● Exercise: Output an exact reproduction of the data.

● Source data:
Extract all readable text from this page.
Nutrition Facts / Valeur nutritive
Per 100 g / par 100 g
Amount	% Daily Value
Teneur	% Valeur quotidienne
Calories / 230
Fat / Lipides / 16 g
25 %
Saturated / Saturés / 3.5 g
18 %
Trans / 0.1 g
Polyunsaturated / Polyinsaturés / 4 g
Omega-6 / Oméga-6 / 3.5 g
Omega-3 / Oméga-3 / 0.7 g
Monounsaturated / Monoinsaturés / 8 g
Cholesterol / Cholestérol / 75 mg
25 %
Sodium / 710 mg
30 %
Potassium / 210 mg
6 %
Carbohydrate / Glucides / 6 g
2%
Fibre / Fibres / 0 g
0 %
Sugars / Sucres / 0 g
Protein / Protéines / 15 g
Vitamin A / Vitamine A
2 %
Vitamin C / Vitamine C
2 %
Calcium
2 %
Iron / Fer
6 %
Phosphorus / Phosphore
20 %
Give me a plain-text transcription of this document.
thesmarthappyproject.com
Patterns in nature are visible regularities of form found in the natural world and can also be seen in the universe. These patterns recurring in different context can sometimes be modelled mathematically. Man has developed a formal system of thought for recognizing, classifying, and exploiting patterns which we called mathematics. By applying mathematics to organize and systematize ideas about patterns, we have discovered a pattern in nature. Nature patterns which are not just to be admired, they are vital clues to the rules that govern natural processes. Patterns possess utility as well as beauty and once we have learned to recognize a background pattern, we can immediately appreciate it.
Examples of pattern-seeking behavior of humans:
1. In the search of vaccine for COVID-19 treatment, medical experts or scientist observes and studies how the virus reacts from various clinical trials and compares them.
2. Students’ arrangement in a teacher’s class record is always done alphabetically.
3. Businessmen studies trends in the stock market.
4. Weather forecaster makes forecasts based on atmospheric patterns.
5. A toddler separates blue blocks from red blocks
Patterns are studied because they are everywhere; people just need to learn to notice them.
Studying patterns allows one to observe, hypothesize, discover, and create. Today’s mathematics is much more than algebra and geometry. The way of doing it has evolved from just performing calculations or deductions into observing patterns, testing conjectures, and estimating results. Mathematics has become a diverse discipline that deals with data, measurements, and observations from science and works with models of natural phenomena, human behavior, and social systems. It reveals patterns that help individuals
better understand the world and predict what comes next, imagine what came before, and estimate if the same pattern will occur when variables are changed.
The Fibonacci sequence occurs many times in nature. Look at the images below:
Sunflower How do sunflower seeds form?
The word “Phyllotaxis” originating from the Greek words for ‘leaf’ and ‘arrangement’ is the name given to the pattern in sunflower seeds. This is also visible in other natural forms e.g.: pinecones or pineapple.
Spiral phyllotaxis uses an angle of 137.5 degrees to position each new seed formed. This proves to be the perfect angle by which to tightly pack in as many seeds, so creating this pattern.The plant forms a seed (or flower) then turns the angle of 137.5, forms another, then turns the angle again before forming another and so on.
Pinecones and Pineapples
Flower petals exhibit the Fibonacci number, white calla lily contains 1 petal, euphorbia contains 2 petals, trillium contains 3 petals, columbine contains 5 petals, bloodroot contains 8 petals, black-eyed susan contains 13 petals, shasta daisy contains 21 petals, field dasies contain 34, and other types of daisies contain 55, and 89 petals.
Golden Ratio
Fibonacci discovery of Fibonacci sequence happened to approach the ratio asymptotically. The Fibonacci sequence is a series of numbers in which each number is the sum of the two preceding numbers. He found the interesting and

● Exercise result:
Extract all readable text from this page.
Nutrition Facts / Valeur nutritive
Per 100 g / par 100 g
Amount	% Daily Value
Teneur	% Valeur quotidienne
Calories / 230
Fat / Lipides / 16 g
25 %
Saturated / Saturés / 3.5 g
18 %
Trans / 0.1 g
Polyunsaturated / Polyinsaturés / 4 g
Omega-6 / Oméga-6 / 3.5 g
Omega-3 / Oméga-3 / 0.7 g
Monounsaturated / Monoinsaturés / 8 g
Cholesterol / Cholestérol / 75 mg
25 %
Sodium / 710 mg
30 %
Potassium / 210 mg
6 %
Carbohydrate / Glucides / 6 g
2%
Fibre / Fibres / 0 g
0 %
Sugars / Sucres / 0 g
Protein / Protéines / 15 g
Vitamin A / Vitamine A
2 %
Vitamin C / Vitamine C
2 %
Calcium
2 %
Iron / Fer
6 %
Phosphorus / Phosphore
20 %
Give me a plain-text transcription of this document.
thesmarthappyproject.com
Patterns in nature are visible regularities of form found in the natural world and can also be seen in the universe. These patterns recurring in different context can sometimes be modelled mathematically. Man has developed a formal system of thought for recognizing, classifying, and exploiting patterns which we called mathematics. By applying mathematics to organize and systematize ideas about patterns, we have discovered a pattern in nature. Nature patterns which are not just to be admired, they are vital clues to the rules that govern natural processes. Patterns possess utility as well as beauty and once we have learned to recognize a background pattern, we can immediately appreciate it.
Examples of pattern-seeking behavior of humans:
1. In the search of vaccine for COVID-19 treatment, medical experts or scientist observes and studies how the virus reacts from various clinical trials and compares them.
2. Students’ arrangement in a teacher’s class record is always done alphabetically.
3. Businessmen studies trends in the stock market.
4. Weather forecaster makes forecasts based on atmospheric patterns.
5. A toddler separates blue blocks from red blocks
Patterns are studied because they are everywhere; people just need to learn to notice them.
Studying patterns allows one to observe, hypothesize, discover, and create. Today’s mathematics is much more than algebra and geometry. The way of doing it has evolved from just performing calculations or deductions into observing patterns, testing conjectures, and estimating results. Mathematics has become a diverse discipline that deals with data, measurements, and observations from science and works with models of natural phenomena, human behavior, and social systems. It reveals patterns that help individuals
better understand the world and predict what comes next, imagine what came before, and estimate if the same pattern will occur when variables are changed.
The Fibonacci sequence occurs many times in nature. Look at the images below:
Sunflower How do sunflower seeds form?
The word “Phyllotaxis” originating from the Greek words for ‘leaf’ and ‘arrangement’ is the name given to the pattern in sunflower seeds. This is also visible in other natural forms e.g.: pinecones or pineapple.
Spiral phyllotaxis uses an angle of 137.5 degrees to position each new seed formed. This proves to be the perfect angle by which to tightly pack in as many seeds, so creating this pattern.The plant forms a seed (or flower) then turns the angle of 137.5, forms another, then turns the angle again before forming another and so on.
Pinecones and Pineapples
Flower petals exhibit the Fibonacci number, white calla lily contains 1 petal, euphorbia contains 2 petals, trillium contains 3 petals, columbine contains 5 petals, bloodroot contains 8 petals, black-eyed susan contains 13 petals, shasta daisy contains 21 petals, field dasies contain 34, and other types of daisies contain 55, and 89 petals.
Golden Ratio
Fibonacci discovery of Fibonacci sequence happened to approach the ratio asymptotically. The Fibonacci sequence is a series of numbers in which each number is the sum of the two preceding numbers. He found the interesting and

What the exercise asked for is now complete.